REQUIREMENT
Within the listing below, locate all lines containing the word "JSON". Copy each one.

◆ ◆ ◆ ◆ ◆ ◆ ◆

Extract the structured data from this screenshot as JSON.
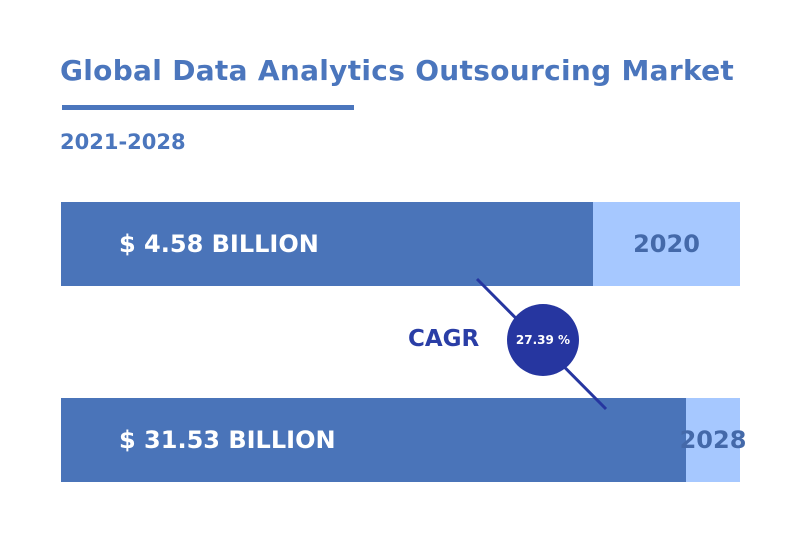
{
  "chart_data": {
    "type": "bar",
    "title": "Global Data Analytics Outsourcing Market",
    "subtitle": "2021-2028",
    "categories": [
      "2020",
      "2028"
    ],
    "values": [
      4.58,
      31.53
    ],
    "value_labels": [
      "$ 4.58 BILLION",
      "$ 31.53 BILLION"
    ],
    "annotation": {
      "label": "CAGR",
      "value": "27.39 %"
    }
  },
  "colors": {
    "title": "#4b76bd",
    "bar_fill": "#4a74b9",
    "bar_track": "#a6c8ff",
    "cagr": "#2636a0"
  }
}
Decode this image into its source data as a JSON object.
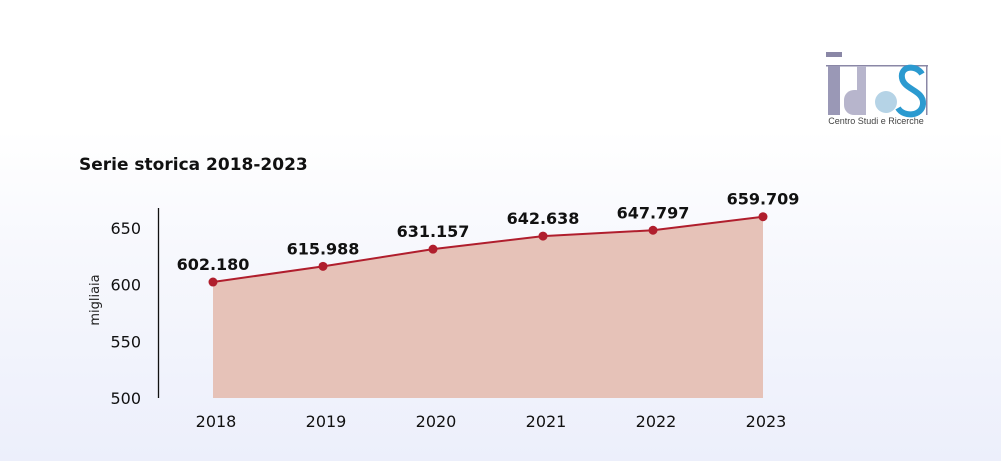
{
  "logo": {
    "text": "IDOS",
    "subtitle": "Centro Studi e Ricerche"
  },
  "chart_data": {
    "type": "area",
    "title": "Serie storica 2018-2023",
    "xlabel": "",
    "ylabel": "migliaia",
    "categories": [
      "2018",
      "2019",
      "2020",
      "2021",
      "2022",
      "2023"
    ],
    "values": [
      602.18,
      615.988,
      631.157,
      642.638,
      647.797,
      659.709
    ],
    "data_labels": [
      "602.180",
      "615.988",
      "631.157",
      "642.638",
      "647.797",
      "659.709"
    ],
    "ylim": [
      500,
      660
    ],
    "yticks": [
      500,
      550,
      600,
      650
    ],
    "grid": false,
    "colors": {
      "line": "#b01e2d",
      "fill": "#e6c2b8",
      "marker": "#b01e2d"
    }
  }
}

◆ ◆ ◆ ◆ ◆ ◆ ◆

FULL SOLUTION
Extract the structured data from this screenshot as JSON.
Decode this image into its source data as a JSON object.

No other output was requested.